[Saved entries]
────────────────────
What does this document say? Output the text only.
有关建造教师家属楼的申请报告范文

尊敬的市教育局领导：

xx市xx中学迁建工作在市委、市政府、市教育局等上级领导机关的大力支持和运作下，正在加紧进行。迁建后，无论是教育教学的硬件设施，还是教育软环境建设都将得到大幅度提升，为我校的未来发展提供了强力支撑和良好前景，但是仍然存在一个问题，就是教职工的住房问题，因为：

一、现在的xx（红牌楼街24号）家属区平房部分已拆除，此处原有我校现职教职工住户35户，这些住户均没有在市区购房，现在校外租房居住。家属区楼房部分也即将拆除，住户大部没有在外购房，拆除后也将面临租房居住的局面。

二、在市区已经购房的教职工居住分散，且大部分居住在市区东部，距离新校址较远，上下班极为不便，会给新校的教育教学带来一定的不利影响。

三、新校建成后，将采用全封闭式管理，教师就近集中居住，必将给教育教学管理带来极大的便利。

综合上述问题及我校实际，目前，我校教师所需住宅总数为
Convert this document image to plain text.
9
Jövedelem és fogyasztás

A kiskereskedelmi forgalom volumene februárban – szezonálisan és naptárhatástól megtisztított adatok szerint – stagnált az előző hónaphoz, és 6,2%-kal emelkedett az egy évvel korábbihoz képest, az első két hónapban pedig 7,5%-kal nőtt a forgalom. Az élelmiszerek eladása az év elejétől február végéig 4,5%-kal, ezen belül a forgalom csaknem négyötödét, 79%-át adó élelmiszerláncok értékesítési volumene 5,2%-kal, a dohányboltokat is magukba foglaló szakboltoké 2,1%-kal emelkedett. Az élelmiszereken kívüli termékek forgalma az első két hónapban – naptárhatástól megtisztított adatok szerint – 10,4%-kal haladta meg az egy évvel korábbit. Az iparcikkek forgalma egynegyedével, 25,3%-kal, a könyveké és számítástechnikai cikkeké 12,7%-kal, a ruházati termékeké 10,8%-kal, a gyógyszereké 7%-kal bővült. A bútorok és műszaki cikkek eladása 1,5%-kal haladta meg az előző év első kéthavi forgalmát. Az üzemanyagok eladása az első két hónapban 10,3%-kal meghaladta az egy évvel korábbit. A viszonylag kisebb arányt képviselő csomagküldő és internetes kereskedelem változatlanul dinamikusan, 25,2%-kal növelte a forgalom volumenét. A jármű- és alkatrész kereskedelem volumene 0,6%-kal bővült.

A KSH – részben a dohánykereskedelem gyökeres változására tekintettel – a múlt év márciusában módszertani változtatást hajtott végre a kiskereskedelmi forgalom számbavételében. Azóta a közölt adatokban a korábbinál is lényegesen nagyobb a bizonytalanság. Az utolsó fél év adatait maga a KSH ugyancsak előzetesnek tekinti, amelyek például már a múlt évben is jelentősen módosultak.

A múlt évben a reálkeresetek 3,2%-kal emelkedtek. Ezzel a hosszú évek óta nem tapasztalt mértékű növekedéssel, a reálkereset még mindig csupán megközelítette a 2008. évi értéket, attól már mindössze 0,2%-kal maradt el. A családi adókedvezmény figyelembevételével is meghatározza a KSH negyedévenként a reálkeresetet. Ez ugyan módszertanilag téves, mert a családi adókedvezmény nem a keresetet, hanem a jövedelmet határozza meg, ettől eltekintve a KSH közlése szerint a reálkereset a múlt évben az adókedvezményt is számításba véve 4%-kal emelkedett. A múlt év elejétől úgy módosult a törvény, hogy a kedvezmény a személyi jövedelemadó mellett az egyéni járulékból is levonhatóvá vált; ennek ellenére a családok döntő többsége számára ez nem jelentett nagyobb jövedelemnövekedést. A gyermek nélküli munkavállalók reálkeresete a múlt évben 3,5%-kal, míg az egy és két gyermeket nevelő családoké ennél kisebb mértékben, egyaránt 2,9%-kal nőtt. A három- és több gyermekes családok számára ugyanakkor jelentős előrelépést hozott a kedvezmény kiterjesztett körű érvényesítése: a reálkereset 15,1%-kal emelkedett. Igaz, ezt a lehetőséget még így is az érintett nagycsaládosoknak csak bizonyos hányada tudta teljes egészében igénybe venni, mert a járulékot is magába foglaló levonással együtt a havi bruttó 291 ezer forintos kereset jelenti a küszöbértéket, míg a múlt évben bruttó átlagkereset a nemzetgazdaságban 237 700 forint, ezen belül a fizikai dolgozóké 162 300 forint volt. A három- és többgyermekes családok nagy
────────────────────
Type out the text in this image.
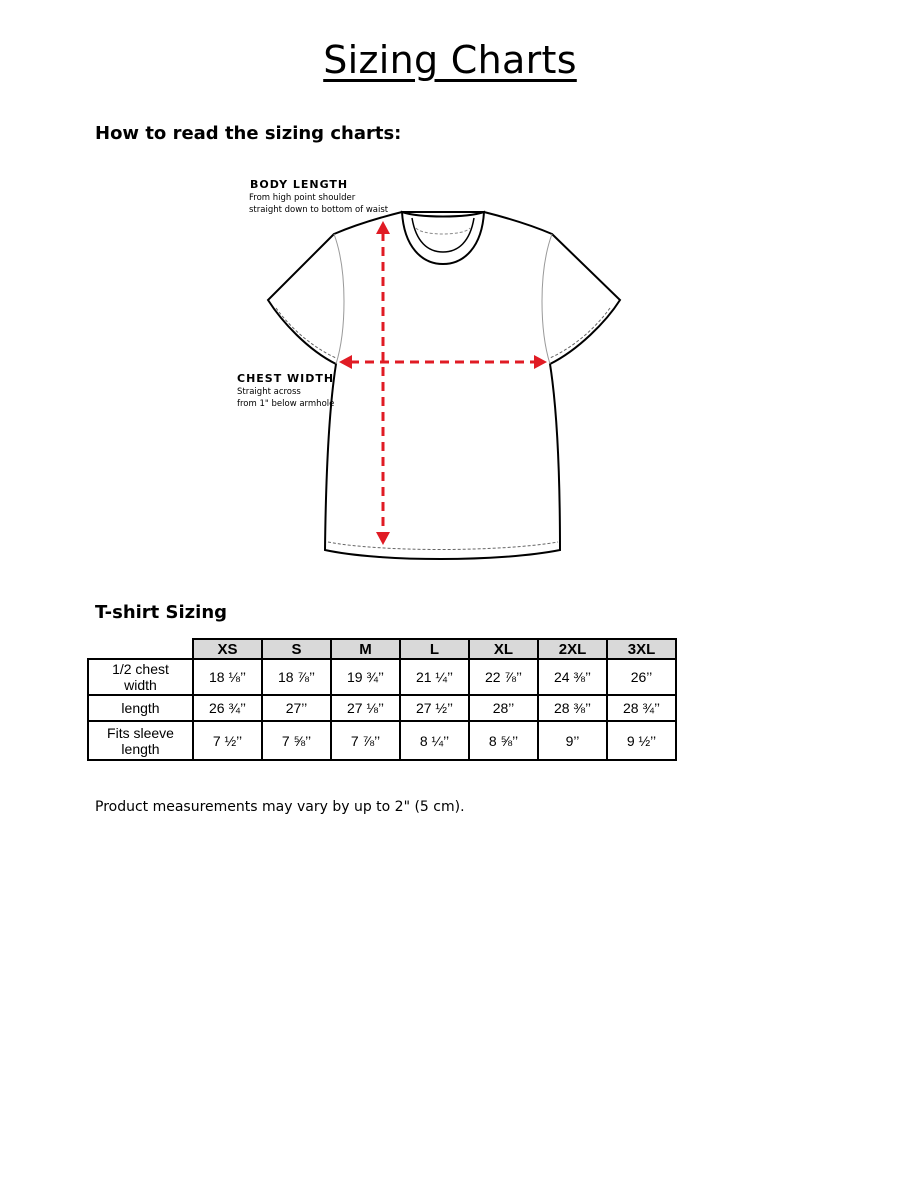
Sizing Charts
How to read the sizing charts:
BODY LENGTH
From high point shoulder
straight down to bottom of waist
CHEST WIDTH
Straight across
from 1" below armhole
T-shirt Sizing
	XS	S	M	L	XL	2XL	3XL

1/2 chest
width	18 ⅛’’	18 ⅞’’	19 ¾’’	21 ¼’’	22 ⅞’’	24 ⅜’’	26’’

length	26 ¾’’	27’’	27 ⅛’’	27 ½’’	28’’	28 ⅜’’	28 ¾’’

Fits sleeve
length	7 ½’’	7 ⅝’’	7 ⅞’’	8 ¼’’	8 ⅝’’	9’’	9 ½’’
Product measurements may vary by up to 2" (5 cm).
────────────────────
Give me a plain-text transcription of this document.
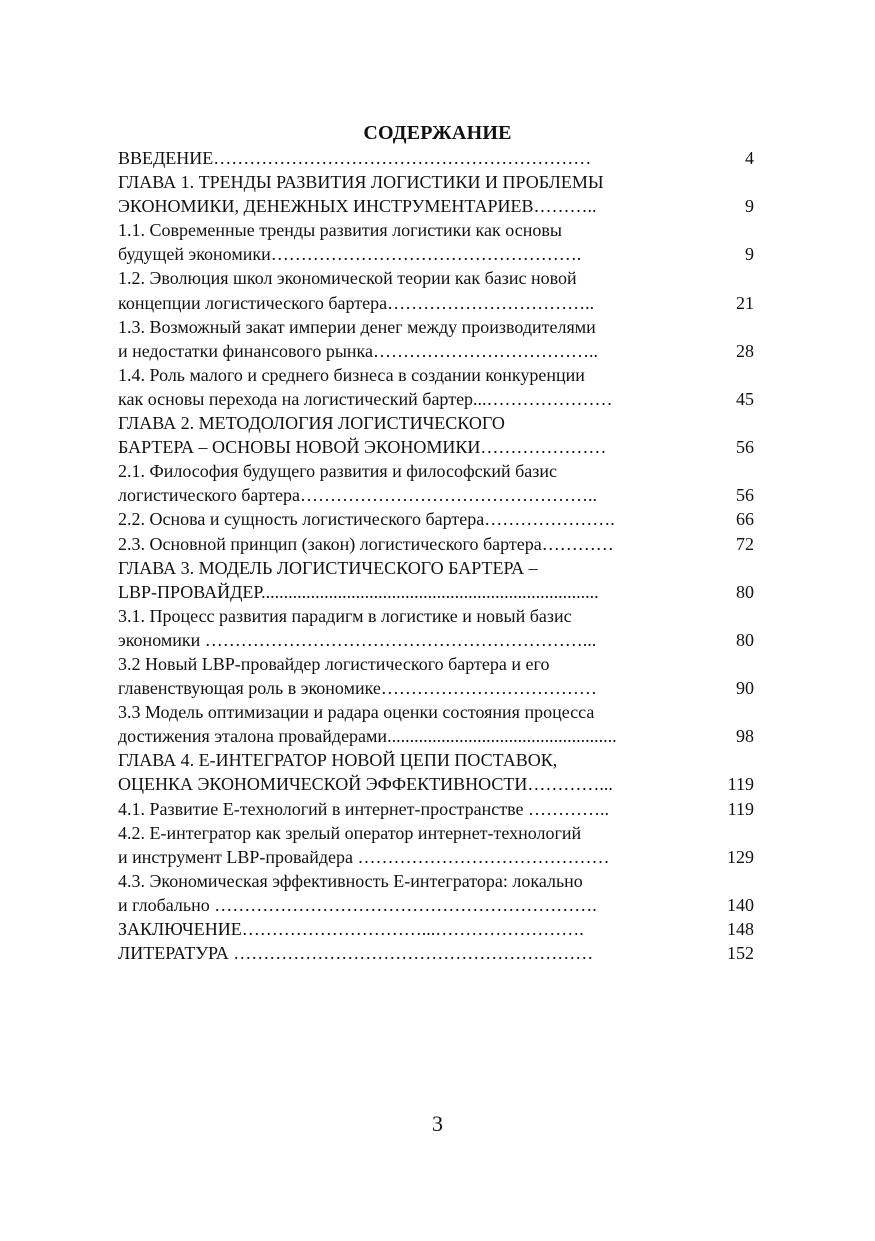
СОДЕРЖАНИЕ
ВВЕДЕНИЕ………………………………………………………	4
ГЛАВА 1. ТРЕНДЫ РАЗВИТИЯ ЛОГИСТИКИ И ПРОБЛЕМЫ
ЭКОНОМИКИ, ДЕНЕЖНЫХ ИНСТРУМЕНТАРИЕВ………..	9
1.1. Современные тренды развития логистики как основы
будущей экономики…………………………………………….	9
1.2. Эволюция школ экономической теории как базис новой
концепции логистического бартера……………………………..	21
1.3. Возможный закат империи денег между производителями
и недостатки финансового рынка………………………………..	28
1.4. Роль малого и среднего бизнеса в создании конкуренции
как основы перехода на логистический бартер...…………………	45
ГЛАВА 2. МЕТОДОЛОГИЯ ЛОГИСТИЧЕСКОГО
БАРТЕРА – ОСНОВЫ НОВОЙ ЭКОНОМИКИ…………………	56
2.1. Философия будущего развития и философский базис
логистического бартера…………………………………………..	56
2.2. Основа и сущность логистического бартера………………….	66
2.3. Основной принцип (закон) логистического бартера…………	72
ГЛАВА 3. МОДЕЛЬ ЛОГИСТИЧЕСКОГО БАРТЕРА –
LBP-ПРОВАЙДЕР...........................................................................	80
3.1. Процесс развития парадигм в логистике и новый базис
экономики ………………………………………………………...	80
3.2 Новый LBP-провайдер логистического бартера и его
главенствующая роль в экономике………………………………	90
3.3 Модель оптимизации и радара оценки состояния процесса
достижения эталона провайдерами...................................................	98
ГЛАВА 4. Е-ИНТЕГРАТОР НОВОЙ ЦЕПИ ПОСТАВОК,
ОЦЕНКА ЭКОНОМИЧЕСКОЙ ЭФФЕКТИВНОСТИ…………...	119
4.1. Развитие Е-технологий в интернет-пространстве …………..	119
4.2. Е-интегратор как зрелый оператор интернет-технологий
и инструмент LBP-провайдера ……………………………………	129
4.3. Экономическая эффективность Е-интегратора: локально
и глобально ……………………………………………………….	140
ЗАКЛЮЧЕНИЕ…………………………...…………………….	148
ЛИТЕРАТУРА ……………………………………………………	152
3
────────────────────
* **PROBLEM REQUIREMENTS**
Above are some records. Report the number of their lines that include "ГЛАВА", and add nothing else.

* **THE RESULT**
4